**DIRECTIONS FOR THIS TASK:**
All of the data should be repeated exactly; pictures are not part of the copy.

[Start of DATA LINES]

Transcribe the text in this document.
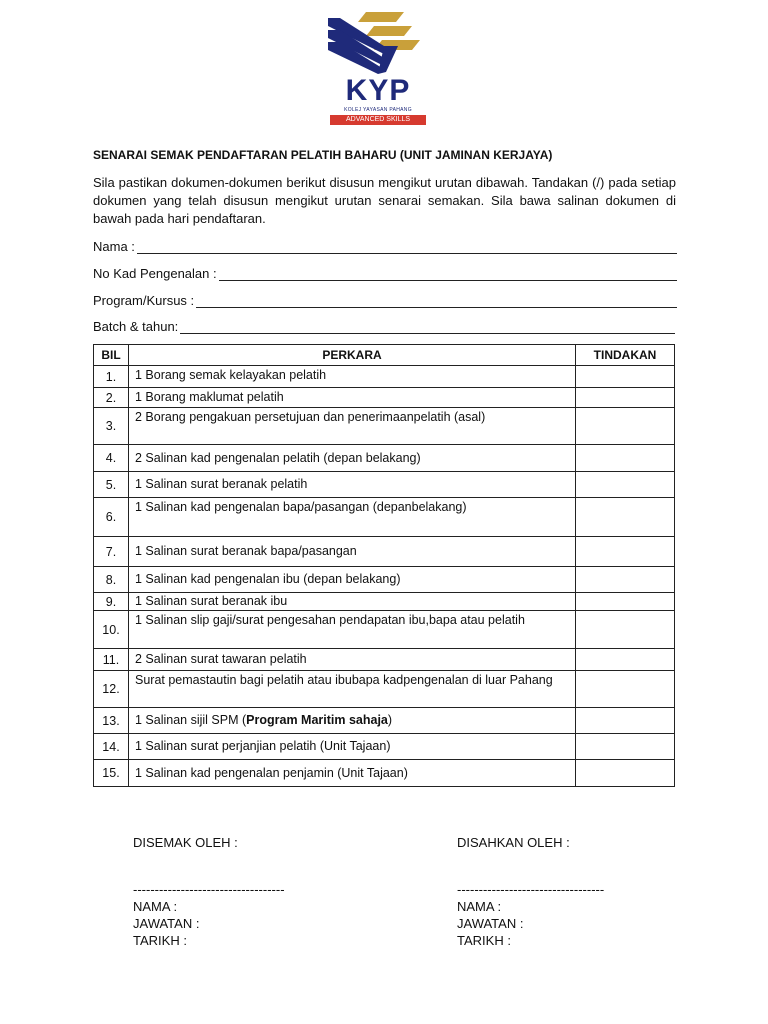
KYP
KOLEJ YAYASAN PAHANG
ADVANCED SKILLS
SENARAI SEMAK PENDAFTARAN PELATIH BAHARU (UNIT JAMINAN KERJAYA)
Sila pastikan dokumen-dokumen berikut disusun mengikut urutan dibawah. Tandakan (/) pada setiap dokumen yang telah disusun mengikut urutan senarai semakan. Sila bawa salinan dokumen di bawah pada hari pendaftaran.
Nama :
No Kad Pengenalan :
Program/Kursus :
Batch & tahun:
BIL	PERKARA	TINDAKAN
1.	1 Borang semak kelayakan pelatih	
2.	1 Borang maklumat pelatih	
3.	2 Borang pengakuan persetujuan dan penerimaanpelatih (asal)	
4.	2 Salinan kad pengenalan pelatih (depan belakang)	
5.	1 Salinan surat beranak pelatih	
6.	1 Salinan kad pengenalan bapa/pasangan (depanbelakang)	
7.	1 Salinan surat beranak bapa/pasangan	
8.	1 Salinan kad pengenalan ibu (depan belakang)	
9.	1 Salinan surat beranak ibu	
10.	1 Salinan slip gaji/surat pengesahan pendapatan ibu,bapa atau pelatih	
11.	2 Salinan surat tawaran pelatih	
12.	Surat pemastautin bagi pelatih atau ibubapa kadpengenalan di luar Pahang	
13.	1 Salinan sijil SPM (Program Maritim sahaja)	
14.	1 Salinan surat perjanjian pelatih (Unit Tajaan)	
15.	1 Salinan kad pengenalan penjamin (Unit Tajaan)	
DISEMAK OLEH :
-----------------------------------
NAMA :
JAWATAN :
TARIKH :
DISAHKAN OLEH :
----------------------------------
NAMA :
JAWATAN :
TARIKH :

[End of DATA LINES]

**RESULT BELOW:**
Transcribe the text in this document.
KYP
KOLEJ YAYASAN PAHANG
ADVANCED SKILLS
SENARAI SEMAK PENDAFTARAN PELATIH BAHARU (UNIT JAMINAN KERJAYA)
Sila pastikan dokumen-dokumen berikut disusun mengikut urutan dibawah. Tandakan (/) pada setiap dokumen yang telah disusun mengikut urutan senarai semakan. Sila bawa salinan dokumen di bawah pada hari pendaftaran.
Nama :
No Kad Pengenalan :
Program/Kursus :
Batch & tahun:
BIL	PERKARA	TINDAKAN
1.	1 Borang semak kelayakan pelatih	
2.	1 Borang maklumat pelatih	
3.	2 Borang pengakuan persetujuan dan penerimaanpelatih (asal)	
4.	2 Salinan kad pengenalan pelatih (depan belakang)	
5.	1 Salinan surat beranak pelatih	
6.	1 Salinan kad pengenalan bapa/pasangan (depanbelakang)	
7.	1 Salinan surat beranak bapa/pasangan	
8.	1 Salinan kad pengenalan ibu (depan belakang)	
9.	1 Salinan surat beranak ibu	
10.	1 Salinan slip gaji/surat pengesahan pendapatan ibu,bapa atau pelatih	
11.	2 Salinan surat tawaran pelatih	
12.	Surat pemastautin bagi pelatih atau ibubapa kadpengenalan di luar Pahang	
13.	1 Salinan sijil SPM (Program Maritim sahaja)	
14.	1 Salinan surat perjanjian pelatih (Unit Tajaan)	
15.	1 Salinan kad pengenalan penjamin (Unit Tajaan)	
DISEMAK OLEH :
-----------------------------------
NAMA :
JAWATAN :
TARIKH :
DISAHKAN OLEH :
----------------------------------
NAMA :
JAWATAN :
TARIKH :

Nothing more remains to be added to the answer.